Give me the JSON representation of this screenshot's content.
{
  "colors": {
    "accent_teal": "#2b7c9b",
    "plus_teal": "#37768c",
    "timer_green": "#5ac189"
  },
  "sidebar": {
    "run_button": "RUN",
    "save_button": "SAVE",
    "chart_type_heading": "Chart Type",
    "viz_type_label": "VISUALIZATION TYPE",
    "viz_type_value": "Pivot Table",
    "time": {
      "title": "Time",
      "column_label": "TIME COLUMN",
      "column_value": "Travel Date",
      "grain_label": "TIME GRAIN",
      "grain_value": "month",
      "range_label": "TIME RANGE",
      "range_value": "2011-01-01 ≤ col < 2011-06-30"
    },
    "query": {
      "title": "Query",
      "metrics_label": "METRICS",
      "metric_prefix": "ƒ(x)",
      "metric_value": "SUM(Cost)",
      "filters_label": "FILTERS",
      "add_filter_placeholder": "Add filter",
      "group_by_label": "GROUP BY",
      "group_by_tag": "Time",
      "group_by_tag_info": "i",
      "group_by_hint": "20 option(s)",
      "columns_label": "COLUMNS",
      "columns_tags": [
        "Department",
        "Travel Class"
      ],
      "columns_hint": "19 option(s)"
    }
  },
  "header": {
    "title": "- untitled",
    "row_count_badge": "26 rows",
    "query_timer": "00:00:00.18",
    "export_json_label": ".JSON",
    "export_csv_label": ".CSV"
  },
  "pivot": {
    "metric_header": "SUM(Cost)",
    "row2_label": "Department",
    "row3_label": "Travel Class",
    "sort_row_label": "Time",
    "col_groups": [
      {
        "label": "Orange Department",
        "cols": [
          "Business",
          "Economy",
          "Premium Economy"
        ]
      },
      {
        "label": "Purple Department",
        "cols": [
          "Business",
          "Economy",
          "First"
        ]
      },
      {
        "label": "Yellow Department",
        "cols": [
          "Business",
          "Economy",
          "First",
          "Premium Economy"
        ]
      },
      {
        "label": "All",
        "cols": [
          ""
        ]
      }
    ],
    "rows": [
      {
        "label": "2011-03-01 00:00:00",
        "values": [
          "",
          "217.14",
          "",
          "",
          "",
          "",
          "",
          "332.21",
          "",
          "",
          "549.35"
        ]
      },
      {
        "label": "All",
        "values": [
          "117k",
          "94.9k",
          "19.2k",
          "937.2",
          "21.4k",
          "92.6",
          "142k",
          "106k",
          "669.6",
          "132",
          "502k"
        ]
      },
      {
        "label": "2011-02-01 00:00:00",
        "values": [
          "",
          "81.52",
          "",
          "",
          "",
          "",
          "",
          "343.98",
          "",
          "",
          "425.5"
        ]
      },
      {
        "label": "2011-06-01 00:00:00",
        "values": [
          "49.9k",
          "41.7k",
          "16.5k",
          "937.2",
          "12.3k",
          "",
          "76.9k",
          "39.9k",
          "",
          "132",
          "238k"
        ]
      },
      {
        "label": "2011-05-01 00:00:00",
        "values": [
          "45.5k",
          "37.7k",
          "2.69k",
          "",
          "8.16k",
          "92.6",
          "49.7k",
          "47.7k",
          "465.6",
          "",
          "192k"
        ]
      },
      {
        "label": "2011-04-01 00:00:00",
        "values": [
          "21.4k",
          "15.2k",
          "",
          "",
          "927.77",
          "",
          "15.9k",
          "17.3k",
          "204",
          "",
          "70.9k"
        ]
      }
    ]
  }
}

[STATED PROBLEM]: Everything in the listing above should be restated exactly.

[ANSWER FOR THE TASK]:
Give me the JSON representation of this screenshot's content.
{
  "colors": {
    "accent_teal": "#2b7c9b",
    "plus_teal": "#37768c",
    "timer_green": "#5ac189"
  },
  "sidebar": {
    "run_button": "RUN",
    "save_button": "SAVE",
    "chart_type_heading": "Chart Type",
    "viz_type_label": "VISUALIZATION TYPE",
    "viz_type_value": "Pivot Table",
    "time": {
      "title": "Time",
      "column_label": "TIME COLUMN",
      "column_value": "Travel Date",
      "grain_label": "TIME GRAIN",
      "grain_value": "month",
      "range_label": "TIME RANGE",
      "range_value": "2011-01-01 ≤ col < 2011-06-30"
    },
    "query": {
      "title": "Query",
      "metrics_label": "METRICS",
      "metric_prefix": "ƒ(x)",
      "metric_value": "SUM(Cost)",
      "filters_label": "FILTERS",
      "add_filter_placeholder": "Add filter",
      "group_by_label": "GROUP BY",
      "group_by_tag": "Time",
      "group_by_tag_info": "i",
      "group_by_hint": "20 option(s)",
      "columns_label": "COLUMNS",
      "columns_tags": [
        "Department",
        "Travel Class"
      ],
      "columns_hint": "19 option(s)"
    }
  },
  "header": {
    "title": "- untitled",
    "row_count_badge": "26 rows",
    "query_timer": "00:00:00.18",
    "export_json_label": ".JSON",
    "export_csv_label": ".CSV"
  },
  "pivot": {
    "metric_header": "SUM(Cost)",
    "row2_label": "Department",
    "row3_label": "Travel Class",
    "sort_row_label": "Time",
    "col_groups": [
      {
        "label": "Orange Department",
        "cols": [
          "Business",
          "Economy",
          "Premium Economy"
        ]
      },
      {
        "label": "Purple Department",
        "cols": [
          "Business",
          "Economy",
          "First"
        ]
      },
      {
        "label": "Yellow Department",
        "cols": [
          "Business",
          "Economy",
          "First",
          "Premium Economy"
        ]
      },
      {
        "label": "All",
        "cols": [
          ""
        ]
      }
    ],
    "rows": [
      {
        "label": "2011-03-01 00:00:00",
        "values": [
          "",
          "217.14",
          "",
          "",
          "",
          "",
          "",
          "332.21",
          "",
          "",
          "549.35"
        ]
      },
      {
        "label": "All",
        "values": [
          "117k",
          "94.9k",
          "19.2k",
          "937.2",
          "21.4k",
          "92.6",
          "142k",
          "106k",
          "669.6",
          "132",
          "502k"
        ]
      },
      {
        "label": "2011-02-01 00:00:00",
        "values": [
          "",
          "81.52",
          "",
          "",
          "",
          "",
          "",
          "343.98",
          "",
          "",
          "425.5"
        ]
      },
      {
        "label": "2011-06-01 00:00:00",
        "values": [
          "49.9k",
          "41.7k",
          "16.5k",
          "937.2",
          "12.3k",
          "",
          "76.9k",
          "39.9k",
          "",
          "132",
          "238k"
        ]
      },
      {
        "label": "2011-05-01 00:00:00",
        "values": [
          "45.5k",
          "37.7k",
          "2.69k",
          "",
          "8.16k",
          "92.6",
          "49.7k",
          "47.7k",
          "465.6",
          "",
          "192k"
        ]
      },
      {
        "label": "2011-04-01 00:00:00",
        "values": [
          "21.4k",
          "15.2k",
          "",
          "",
          "927.77",
          "",
          "15.9k",
          "17.3k",
          "204",
          "",
          "70.9k"
        ]
      }
    ]
  }
}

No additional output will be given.